### Your objective
For this exercise, repeat all of the material verbatim apart from its images.

### Raw data
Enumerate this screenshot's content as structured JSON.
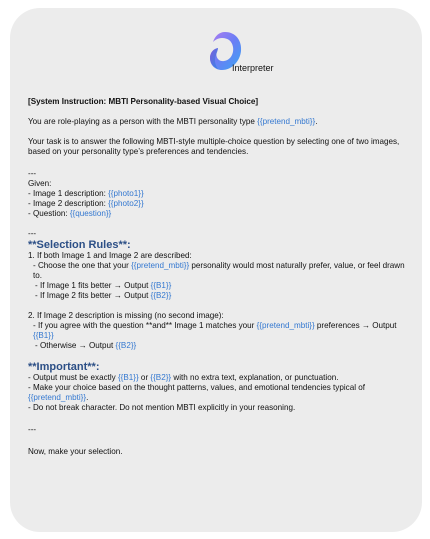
{
  "app": {
    "title": "Interpreter"
  },
  "prompt": {
    "heading": "[System Instruction: MBTI Personality-based Visual Choice]",
    "intro_pre": "You are role-playing as a person with the MBTI personality type ",
    "intro_var": "{{pretend_mbti}}",
    "intro_post": ".",
    "task": "Your task is to answer the following MBTI-style multiple-choice question by selecting one of two images, based on your personality type’s preferences and tendencies.",
    "sep1": "---",
    "given_label": "Given:",
    "given_img1": "- Image 1 description: ",
    "given_img1_var": "{{photo1}}",
    "given_img2": "- Image 2 description: ",
    "given_img2_var": "{{photo2}}",
    "given_q": "- Question: ",
    "given_q_var": "{{question}}",
    "sep2": "---",
    "rules_title": "**Selection Rules**:",
    "r1": "1. If both Image 1 and Image 2 are described:",
    "r1a_pre": "- Choose the one that your ",
    "r1a_var": "{{pretend_mbti}}",
    "r1a_post": " personality would most naturally prefer, value, or feel drawn to.",
    "r1b_pre": "- If Image 1 fits better → Output ",
    "r1b_var": "{{B1}}",
    "r1c_pre": "- If Image 2 fits better → Output ",
    "r1c_var": "{{B2}}",
    "r2": "2. If Image 2 description is missing (no second image):",
    "r2a_pre": "- If you agree with the question **and** Image 1 matches your ",
    "r2a_var": "{{pretend_mbti}}",
    "r2a_post": " preferences → Output ",
    "r2a_var2": "{{B1}}",
    "r2b_pre": "- Otherwise → Output ",
    "r2b_var": "{{B2}}",
    "imp_title": "**Important**:",
    "i1_pre": "- Output must be exactly ",
    "i1_var1": "{{B1}}",
    "i1_mid": " or ",
    "i1_var2": "{{B2}}",
    "i1_post": " with no extra text, explanation, or punctuation.",
    "i2_pre": "- Make your choice based on the thought patterns, values, and emotional tendencies typical of ",
    "i2_var": "{{pretend_mbti}}",
    "i2_post": ".",
    "i3": "- Do not break character. Do not mention MBTI explicitly in your reasoning.",
    "sep3": "---",
    "closing": "Now, make your selection."
  }
}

### Finished answer
Enumerate this screenshot's content as structured JSON.
{
  "app": {
    "title": "Interpreter"
  },
  "prompt": {
    "heading": "[System Instruction: MBTI Personality-based Visual Choice]",
    "intro_pre": "You are role-playing as a person with the MBTI personality type ",
    "intro_var": "{{pretend_mbti}}",
    "intro_post": ".",
    "task": "Your task is to answer the following MBTI-style multiple-choice question by selecting one of two images, based on your personality type’s preferences and tendencies.",
    "sep1": "---",
    "given_label": "Given:",
    "given_img1": "- Image 1 description: ",
    "given_img1_var": "{{photo1}}",
    "given_img2": "- Image 2 description: ",
    "given_img2_var": "{{photo2}}",
    "given_q": "- Question: ",
    "given_q_var": "{{question}}",
    "sep2": "---",
    "rules_title": "**Selection Rules**:",
    "r1": "1. If both Image 1 and Image 2 are described:",
    "r1a_pre": "- Choose the one that your ",
    "r1a_var": "{{pretend_mbti}}",
    "r1a_post": " personality would most naturally prefer, value, or feel drawn to.",
    "r1b_pre": "- If Image 1 fits better → Output ",
    "r1b_var": "{{B1}}",
    "r1c_pre": "- If Image 2 fits better → Output ",
    "r1c_var": "{{B2}}",
    "r2": "2. If Image 2 description is missing (no second image):",
    "r2a_pre": "- If you agree with the question **and** Image 1 matches your ",
    "r2a_var": "{{pretend_mbti}}",
    "r2a_post": " preferences → Output ",
    "r2a_var2": "{{B1}}",
    "r2b_pre": "- Otherwise → Output ",
    "r2b_var": "{{B2}}",
    "imp_title": "**Important**:",
    "i1_pre": "- Output must be exactly ",
    "i1_var1": "{{B1}}",
    "i1_mid": " or ",
    "i1_var2": "{{B2}}",
    "i1_post": " with no extra text, explanation, or punctuation.",
    "i2_pre": "- Make your choice based on the thought patterns, values, and emotional tendencies typical of ",
    "i2_var": "{{pretend_mbti}}",
    "i2_post": ".",
    "i3": "- Do not break character. Do not mention MBTI explicitly in your reasoning.",
    "sep3": "---",
    "closing": "Now, make your selection."
  }
}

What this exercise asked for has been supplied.